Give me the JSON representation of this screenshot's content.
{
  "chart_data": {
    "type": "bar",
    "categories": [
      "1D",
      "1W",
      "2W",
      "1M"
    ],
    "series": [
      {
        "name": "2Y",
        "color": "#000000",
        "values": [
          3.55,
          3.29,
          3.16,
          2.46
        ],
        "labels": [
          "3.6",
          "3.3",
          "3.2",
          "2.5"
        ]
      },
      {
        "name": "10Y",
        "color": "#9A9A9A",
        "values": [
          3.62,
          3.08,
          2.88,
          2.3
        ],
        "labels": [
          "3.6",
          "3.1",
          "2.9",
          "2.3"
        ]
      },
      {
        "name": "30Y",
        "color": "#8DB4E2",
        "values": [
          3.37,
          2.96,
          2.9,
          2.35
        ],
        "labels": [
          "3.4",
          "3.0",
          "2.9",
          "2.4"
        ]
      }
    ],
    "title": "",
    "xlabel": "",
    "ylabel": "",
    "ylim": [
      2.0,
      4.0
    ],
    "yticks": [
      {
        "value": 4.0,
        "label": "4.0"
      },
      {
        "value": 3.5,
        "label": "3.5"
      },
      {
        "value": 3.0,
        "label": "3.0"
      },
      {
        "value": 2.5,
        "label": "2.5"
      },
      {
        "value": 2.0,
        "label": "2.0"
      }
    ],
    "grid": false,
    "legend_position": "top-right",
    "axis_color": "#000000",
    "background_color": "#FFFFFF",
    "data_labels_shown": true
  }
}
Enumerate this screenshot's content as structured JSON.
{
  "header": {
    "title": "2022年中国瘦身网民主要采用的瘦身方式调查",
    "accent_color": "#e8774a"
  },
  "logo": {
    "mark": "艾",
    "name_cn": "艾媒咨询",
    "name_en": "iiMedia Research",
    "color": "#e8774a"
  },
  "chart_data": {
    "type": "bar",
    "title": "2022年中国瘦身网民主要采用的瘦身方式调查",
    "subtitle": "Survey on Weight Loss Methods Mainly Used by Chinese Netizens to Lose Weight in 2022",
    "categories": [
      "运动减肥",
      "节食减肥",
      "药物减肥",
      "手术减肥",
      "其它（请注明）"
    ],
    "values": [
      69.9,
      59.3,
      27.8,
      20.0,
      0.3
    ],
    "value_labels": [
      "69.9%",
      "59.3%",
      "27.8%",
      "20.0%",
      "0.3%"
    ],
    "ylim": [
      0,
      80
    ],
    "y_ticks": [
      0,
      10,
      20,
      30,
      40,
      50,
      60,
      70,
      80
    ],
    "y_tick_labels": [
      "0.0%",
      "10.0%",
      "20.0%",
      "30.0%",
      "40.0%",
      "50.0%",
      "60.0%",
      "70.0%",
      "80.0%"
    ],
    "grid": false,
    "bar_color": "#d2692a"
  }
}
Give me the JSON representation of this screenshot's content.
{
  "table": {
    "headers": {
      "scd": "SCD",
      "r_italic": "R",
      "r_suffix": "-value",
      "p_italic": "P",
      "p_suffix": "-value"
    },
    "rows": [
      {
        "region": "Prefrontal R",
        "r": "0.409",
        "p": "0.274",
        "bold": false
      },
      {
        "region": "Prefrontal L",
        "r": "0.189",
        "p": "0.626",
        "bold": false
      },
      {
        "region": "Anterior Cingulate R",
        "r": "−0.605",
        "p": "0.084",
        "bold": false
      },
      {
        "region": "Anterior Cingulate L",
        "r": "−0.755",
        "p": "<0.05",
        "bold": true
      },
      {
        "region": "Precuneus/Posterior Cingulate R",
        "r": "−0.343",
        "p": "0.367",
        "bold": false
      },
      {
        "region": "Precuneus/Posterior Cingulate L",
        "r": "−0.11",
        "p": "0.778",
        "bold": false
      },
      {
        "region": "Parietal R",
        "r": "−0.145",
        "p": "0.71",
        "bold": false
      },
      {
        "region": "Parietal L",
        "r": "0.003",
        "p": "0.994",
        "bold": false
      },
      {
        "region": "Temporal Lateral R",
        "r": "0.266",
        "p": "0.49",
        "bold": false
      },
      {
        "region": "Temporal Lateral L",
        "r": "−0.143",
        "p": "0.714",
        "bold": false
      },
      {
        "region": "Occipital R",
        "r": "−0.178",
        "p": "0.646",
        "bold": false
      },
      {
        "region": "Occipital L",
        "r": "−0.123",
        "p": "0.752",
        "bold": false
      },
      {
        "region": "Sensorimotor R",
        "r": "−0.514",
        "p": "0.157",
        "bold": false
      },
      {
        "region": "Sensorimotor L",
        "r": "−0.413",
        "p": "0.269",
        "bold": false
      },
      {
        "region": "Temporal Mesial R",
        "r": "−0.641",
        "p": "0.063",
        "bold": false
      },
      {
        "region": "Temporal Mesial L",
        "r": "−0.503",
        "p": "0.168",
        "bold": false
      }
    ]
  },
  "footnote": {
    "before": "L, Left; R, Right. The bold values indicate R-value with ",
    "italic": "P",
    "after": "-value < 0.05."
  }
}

- [Job]
Reproduce the records above exactly as they appear.

- [Expected answer]
Give me the JSON representation of this screenshot's content.
{
  "chart_data": {
    "type": "bar",
    "categories": [
      "1D",
      "1W",
      "2W",
      "1M"
    ],
    "series": [
      {
        "name": "2Y",
        "color": "#000000",
        "values": [
          3.55,
          3.29,
          3.16,
          2.46
        ],
        "labels": [
          "3.6",
          "3.3",
          "3.2",
          "2.5"
        ]
      },
      {
        "name": "10Y",
        "color": "#9A9A9A",
        "values": [
          3.62,
          3.08,
          2.88,
          2.3
        ],
        "labels": [
          "3.6",
          "3.1",
          "2.9",
          "2.3"
        ]
      },
      {
        "name": "30Y",
        "color": "#8DB4E2",
        "values": [
          3.37,
          2.96,
          2.9,
          2.35
        ],
        "labels": [
          "3.4",
          "3.0",
          "2.9",
          "2.4"
        ]
      }
    ],
    "title": "",
    "xlabel": "",
    "ylabel": "",
    "ylim": [
      2.0,
      4.0
    ],
    "yticks": [
      {
        "value": 4.0,
        "label": "4.0"
      },
      {
        "value": 3.5,
        "label": "3.5"
      },
      {
        "value": 3.0,
        "label": "3.0"
      },
      {
        "value": 2.5,
        "label": "2.5"
      },
      {
        "value": 2.0,
        "label": "2.0"
      }
    ],
    "grid": false,
    "legend_position": "top-right",
    "axis_color": "#000000",
    "background_color": "#FFFFFF",
    "data_labels_shown": true
  }
}
Enumerate this screenshot's content as structured JSON.
{
  "header": {
    "title": "2022年中国瘦身网民主要采用的瘦身方式调查",
    "accent_color": "#e8774a"
  },
  "logo": {
    "mark": "艾",
    "name_cn": "艾媒咨询",
    "name_en": "iiMedia Research",
    "color": "#e8774a"
  },
  "chart_data": {
    "type": "bar",
    "title": "2022年中国瘦身网民主要采用的瘦身方式调查",
    "subtitle": "Survey on Weight Loss Methods Mainly Used by Chinese Netizens to Lose Weight in 2022",
    "categories": [
      "运动减肥",
      "节食减肥",
      "药物减肥",
      "手术减肥",
      "其它（请注明）"
    ],
    "values": [
      69.9,
      59.3,
      27.8,
      20.0,
      0.3
    ],
    "value_labels": [
      "69.9%",
      "59.3%",
      "27.8%",
      "20.0%",
      "0.3%"
    ],
    "ylim": [
      0,
      80
    ],
    "y_ticks": [
      0,
      10,
      20,
      30,
      40,
      50,
      60,
      70,
      80
    ],
    "y_tick_labels": [
      "0.0%",
      "10.0%",
      "20.0%",
      "30.0%",
      "40.0%",
      "50.0%",
      "60.0%",
      "70.0%",
      "80.0%"
    ],
    "grid": false,
    "bar_color": "#d2692a"
  }
}
Give me the JSON representation of this screenshot's content.
{
  "table": {
    "headers": {
      "scd": "SCD",
      "r_italic": "R",
      "r_suffix": "-value",
      "p_italic": "P",
      "p_suffix": "-value"
    },
    "rows": [
      {
        "region": "Prefrontal R",
        "r": "0.409",
        "p": "0.274",
        "bold": false
      },
      {
        "region": "Prefrontal L",
        "r": "0.189",
        "p": "0.626",
        "bold": false
      },
      {
        "region": "Anterior Cingulate R",
        "r": "−0.605",
        "p": "0.084",
        "bold": false
      },
      {
        "region": "Anterior Cingulate L",
        "r": "−0.755",
        "p": "<0.05",
        "bold": true
      },
      {
        "region": "Precuneus/Posterior Cingulate R",
        "r": "−0.343",
        "p": "0.367",
        "bold": false
      },
      {
        "region": "Precuneus/Posterior Cingulate L",
        "r": "−0.11",
        "p": "0.778",
        "bold": false
      },
      {
        "region": "Parietal R",
        "r": "−0.145",
        "p": "0.71",
        "bold": false
      },
      {
        "region": "Parietal L",
        "r": "0.003",
        "p": "0.994",
        "bold": false
      },
      {
        "region": "Temporal Lateral R",
        "r": "0.266",
        "p": "0.49",
        "bold": false
      },
      {
        "region": "Temporal Lateral L",
        "r": "−0.143",
        "p": "0.714",
        "bold": false
      },
      {
        "region": "Occipital R",
        "r": "−0.178",
        "p": "0.646",
        "bold": false
      },
      {
        "region": "Occipital L",
        "r": "−0.123",
        "p": "0.752",
        "bold": false
      },
      {
        "region": "Sensorimotor R",
        "r": "−0.514",
        "p": "0.157",
        "bold": false
      },
      {
        "region": "Sensorimotor L",
        "r": "−0.413",
        "p": "0.269",
        "bold": false
      },
      {
        "region": "Temporal Mesial R",
        "r": "−0.641",
        "p": "0.063",
        "bold": false
      },
      {
        "region": "Temporal Mesial L",
        "r": "−0.503",
        "p": "0.168",
        "bold": false
      }
    ]
  },
  "footnote": {
    "before": "L, Left; R, Right. The bold values indicate R-value with ",
    "italic": "P",
    "after": "-value < 0.05."
  }
}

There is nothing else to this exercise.